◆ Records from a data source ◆

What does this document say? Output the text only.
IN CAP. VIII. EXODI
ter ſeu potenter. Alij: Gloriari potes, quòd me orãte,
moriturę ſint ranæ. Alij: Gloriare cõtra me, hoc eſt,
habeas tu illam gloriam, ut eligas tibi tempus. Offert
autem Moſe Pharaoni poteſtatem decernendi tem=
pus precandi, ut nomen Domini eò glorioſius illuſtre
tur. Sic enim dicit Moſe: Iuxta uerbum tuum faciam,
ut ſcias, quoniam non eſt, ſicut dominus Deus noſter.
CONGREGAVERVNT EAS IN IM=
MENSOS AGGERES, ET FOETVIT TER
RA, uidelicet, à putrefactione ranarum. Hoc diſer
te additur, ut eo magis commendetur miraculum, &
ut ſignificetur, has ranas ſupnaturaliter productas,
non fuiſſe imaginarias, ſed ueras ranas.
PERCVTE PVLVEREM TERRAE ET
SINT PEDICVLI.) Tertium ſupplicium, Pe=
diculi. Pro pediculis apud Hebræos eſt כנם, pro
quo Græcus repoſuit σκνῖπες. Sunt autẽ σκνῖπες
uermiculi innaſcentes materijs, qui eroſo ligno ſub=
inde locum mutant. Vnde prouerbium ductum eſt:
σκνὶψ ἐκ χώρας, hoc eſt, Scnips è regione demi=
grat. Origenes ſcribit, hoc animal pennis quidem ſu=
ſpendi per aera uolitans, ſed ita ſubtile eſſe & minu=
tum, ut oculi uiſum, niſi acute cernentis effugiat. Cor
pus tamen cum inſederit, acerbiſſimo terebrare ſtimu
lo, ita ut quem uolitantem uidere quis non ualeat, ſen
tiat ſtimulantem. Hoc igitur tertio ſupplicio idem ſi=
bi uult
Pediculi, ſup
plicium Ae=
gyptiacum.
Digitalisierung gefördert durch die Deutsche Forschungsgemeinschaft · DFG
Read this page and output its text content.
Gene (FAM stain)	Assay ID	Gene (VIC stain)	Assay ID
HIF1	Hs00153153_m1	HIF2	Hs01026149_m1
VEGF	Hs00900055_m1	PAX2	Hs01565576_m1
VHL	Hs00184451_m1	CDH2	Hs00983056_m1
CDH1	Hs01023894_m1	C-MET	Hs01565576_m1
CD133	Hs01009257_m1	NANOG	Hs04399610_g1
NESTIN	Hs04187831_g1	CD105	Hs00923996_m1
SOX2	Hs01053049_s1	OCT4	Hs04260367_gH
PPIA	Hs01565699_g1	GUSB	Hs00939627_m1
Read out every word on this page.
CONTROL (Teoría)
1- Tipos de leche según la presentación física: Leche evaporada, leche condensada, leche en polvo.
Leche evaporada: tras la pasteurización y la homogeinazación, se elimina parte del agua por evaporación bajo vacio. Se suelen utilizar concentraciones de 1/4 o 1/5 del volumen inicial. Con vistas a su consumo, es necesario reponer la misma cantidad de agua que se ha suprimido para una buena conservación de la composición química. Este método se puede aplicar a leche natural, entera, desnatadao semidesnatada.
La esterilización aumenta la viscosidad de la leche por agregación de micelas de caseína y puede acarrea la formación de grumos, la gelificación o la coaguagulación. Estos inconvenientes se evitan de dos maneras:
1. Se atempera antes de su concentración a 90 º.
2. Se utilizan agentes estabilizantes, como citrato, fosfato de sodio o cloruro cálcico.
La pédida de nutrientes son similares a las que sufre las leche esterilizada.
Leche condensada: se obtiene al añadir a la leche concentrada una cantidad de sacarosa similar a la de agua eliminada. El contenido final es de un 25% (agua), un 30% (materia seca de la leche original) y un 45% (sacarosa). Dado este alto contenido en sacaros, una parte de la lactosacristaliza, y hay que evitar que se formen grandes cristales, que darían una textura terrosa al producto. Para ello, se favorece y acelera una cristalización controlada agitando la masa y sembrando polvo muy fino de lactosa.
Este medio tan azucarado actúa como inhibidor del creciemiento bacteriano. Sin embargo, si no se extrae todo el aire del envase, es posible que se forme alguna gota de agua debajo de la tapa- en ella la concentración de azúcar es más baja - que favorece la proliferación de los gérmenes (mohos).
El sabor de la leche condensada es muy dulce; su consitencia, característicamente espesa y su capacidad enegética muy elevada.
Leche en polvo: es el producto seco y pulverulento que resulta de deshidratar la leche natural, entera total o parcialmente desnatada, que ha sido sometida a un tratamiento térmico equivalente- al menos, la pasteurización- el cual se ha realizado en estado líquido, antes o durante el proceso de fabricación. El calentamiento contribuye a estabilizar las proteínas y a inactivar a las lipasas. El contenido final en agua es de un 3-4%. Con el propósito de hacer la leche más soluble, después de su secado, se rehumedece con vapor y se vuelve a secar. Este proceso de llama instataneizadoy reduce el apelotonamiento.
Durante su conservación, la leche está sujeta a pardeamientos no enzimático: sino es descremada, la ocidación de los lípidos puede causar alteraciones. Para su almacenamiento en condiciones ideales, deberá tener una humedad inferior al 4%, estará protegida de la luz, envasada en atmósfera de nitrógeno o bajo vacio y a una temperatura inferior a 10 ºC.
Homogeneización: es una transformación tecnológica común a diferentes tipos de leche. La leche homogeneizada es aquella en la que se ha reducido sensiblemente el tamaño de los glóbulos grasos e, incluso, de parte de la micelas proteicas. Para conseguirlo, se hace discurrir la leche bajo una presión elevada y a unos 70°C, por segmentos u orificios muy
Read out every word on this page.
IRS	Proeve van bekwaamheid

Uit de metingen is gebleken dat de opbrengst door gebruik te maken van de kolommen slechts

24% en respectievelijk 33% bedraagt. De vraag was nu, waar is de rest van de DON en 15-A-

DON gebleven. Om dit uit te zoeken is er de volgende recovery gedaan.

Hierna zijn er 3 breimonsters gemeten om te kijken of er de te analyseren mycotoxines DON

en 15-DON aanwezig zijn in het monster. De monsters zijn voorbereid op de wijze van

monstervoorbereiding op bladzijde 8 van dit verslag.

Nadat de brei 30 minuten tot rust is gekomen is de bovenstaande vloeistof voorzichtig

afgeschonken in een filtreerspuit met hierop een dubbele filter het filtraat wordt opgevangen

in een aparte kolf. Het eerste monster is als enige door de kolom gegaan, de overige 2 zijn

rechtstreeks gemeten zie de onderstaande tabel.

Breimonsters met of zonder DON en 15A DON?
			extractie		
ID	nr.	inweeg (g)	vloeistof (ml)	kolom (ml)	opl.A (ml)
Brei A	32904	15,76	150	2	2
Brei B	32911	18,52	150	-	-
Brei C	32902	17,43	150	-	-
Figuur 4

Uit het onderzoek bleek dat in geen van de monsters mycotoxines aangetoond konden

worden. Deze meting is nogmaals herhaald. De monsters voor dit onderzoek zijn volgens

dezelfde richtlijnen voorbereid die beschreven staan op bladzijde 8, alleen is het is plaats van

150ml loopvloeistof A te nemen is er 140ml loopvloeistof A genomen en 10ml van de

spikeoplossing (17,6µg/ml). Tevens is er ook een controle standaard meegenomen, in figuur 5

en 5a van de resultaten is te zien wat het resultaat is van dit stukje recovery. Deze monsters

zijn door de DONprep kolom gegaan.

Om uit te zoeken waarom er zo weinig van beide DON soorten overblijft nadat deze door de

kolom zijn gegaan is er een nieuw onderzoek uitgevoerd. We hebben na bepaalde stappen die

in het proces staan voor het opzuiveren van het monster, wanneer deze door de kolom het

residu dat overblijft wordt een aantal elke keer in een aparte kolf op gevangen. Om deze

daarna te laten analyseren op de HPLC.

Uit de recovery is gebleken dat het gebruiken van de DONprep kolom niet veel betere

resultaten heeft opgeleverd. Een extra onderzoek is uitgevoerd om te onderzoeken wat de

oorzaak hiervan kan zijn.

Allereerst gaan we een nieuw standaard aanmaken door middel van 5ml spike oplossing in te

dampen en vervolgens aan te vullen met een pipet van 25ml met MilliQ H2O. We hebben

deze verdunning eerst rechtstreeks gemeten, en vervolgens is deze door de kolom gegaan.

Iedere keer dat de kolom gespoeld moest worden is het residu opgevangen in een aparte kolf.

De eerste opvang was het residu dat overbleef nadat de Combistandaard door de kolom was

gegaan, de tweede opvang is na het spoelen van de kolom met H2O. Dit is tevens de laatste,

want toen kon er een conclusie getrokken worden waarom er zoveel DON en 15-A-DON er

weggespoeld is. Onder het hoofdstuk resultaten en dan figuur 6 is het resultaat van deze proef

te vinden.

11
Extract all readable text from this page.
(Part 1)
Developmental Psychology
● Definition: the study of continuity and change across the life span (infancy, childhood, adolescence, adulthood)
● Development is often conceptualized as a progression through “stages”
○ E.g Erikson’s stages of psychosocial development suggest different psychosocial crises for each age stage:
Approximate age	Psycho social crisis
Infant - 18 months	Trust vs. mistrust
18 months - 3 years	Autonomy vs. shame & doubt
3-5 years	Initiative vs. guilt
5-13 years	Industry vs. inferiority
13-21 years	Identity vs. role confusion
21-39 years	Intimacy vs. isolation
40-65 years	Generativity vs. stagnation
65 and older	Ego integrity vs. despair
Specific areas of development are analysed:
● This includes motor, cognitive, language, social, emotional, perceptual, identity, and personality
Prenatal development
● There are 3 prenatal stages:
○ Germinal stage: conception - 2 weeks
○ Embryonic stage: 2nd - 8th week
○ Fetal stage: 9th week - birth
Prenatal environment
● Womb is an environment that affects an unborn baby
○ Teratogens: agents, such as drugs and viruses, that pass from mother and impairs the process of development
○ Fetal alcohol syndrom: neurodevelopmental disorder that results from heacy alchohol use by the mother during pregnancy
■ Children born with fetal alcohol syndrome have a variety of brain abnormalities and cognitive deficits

◆ AIM OF THE EXERCISE ◆
Filter the records above down to the lines containing "cognitive".

◆ OUTPUT OF THE TASK ◆
● This includes motor, cognitive, language, social, emotional, perceptual, identity, and personality
■ Children born with fetal alcohol syndrome have a variety of brain abnormalities and cognitive deficits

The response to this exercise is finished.